[Data entries]
START
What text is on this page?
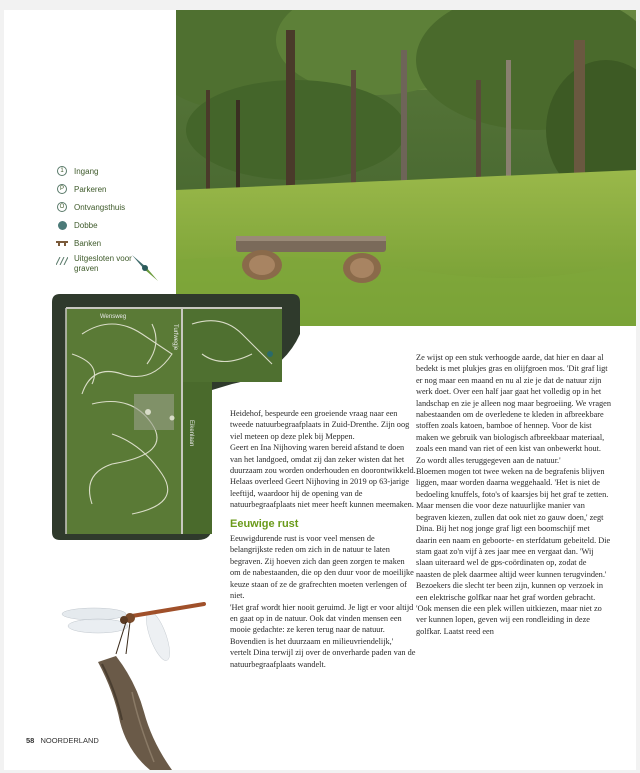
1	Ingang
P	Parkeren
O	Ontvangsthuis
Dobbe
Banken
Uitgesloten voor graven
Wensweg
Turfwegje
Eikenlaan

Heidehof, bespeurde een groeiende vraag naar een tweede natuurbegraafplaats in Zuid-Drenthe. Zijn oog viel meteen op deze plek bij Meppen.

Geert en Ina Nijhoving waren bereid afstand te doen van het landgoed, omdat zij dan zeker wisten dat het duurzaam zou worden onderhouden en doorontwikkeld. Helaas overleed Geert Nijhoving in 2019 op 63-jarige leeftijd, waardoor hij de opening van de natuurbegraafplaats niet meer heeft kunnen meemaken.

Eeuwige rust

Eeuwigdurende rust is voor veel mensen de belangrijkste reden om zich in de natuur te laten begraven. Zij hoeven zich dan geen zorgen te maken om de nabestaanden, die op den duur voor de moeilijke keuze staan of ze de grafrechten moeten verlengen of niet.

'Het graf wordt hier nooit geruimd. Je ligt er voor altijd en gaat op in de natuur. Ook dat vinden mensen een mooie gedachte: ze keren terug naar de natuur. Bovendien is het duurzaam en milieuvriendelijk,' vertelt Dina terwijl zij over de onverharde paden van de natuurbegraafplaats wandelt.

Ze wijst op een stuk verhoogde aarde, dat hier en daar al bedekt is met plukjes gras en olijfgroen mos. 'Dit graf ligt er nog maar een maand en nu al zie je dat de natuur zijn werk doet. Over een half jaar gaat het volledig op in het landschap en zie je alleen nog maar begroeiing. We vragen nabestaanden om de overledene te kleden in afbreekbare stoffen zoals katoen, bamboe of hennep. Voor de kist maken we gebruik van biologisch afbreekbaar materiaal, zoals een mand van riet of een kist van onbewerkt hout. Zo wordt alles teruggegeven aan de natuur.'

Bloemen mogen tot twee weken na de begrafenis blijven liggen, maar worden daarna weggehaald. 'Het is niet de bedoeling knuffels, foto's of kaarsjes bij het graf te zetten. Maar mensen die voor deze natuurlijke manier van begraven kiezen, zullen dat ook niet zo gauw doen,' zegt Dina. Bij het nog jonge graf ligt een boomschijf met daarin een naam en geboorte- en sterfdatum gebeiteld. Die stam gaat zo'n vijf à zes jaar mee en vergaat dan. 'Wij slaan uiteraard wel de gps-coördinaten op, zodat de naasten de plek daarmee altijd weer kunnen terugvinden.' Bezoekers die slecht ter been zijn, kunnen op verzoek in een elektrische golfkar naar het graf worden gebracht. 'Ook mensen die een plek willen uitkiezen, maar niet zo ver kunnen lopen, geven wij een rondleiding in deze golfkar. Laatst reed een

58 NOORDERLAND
END
In this exercise, set down all of the data exactly, without the pictures.

What text is on this page?
1	Ingang
P	Parkeren
O	Ontvangsthuis
Dobbe
Banken
Uitgesloten voor graven
Wensweg
Turfwegje
Eikenlaan

Heidehof, bespeurde een groeiende vraag naar een tweede natuurbegraafplaats in Zuid-Drenthe. Zijn oog viel meteen op deze plek bij Meppen.

Geert en Ina Nijhoving waren bereid afstand te doen van het landgoed, omdat zij dan zeker wisten dat het duurzaam zou worden onderhouden en doorontwikkeld. Helaas overleed Geert Nijhoving in 2019 op 63-jarige leeftijd, waardoor hij de opening van de natuurbegraafplaats niet meer heeft kunnen meemaken.

Eeuwige rust

Eeuwigdurende rust is voor veel mensen de belangrijkste reden om zich in de natuur te laten begraven. Zij hoeven zich dan geen zorgen te maken om de nabestaanden, die op den duur voor de moeilijke keuze staan of ze de grafrechten moeten verlengen of niet.

'Het graf wordt hier nooit geruimd. Je ligt er voor altijd en gaat op in de natuur. Ook dat vinden mensen een mooie gedachte: ze keren terug naar de natuur. Bovendien is het duurzaam en milieuvriendelijk,' vertelt Dina terwijl zij over de onverharde paden van de natuurbegraafplaats wandelt.

Ze wijst op een stuk verhoogde aarde, dat hier en daar al bedekt is met plukjes gras en olijfgroen mos. 'Dit graf ligt er nog maar een maand en nu al zie je dat de natuur zijn werk doet. Over een half jaar gaat het volledig op in het landschap en zie je alleen nog maar begroeiing. We vragen nabestaanden om de overledene te kleden in afbreekbare stoffen zoals katoen, bamboe of hennep. Voor de kist maken we gebruik van biologisch afbreekbaar materiaal, zoals een mand van riet of een kist van onbewerkt hout. Zo wordt alles teruggegeven aan de natuur.'

Bloemen mogen tot twee weken na de begrafenis blijven liggen, maar worden daarna weggehaald. 'Het is niet de bedoeling knuffels, foto's of kaarsjes bij het graf te zetten. Maar mensen die voor deze natuurlijke manier van begraven kiezen, zullen dat ook niet zo gauw doen,' zegt Dina. Bij het nog jonge graf ligt een boomschijf met daarin een naam en geboorte- en sterfdatum gebeiteld. Die stam gaat zo'n vijf à zes jaar mee en vergaat dan. 'Wij slaan uiteraard wel de gps-coördinaten op, zodat de naasten de plek daarmee altijd weer kunnen terugvinden.' Bezoekers die slecht ter been zijn, kunnen op verzoek in een elektrische golfkar naar het graf worden gebracht. 'Ook mensen die een plek willen uitkiezen, maar niet zo ver kunnen lopen, geven wij een rondleiding in deze golfkar. Laatst reed een

58 NOORDERLAND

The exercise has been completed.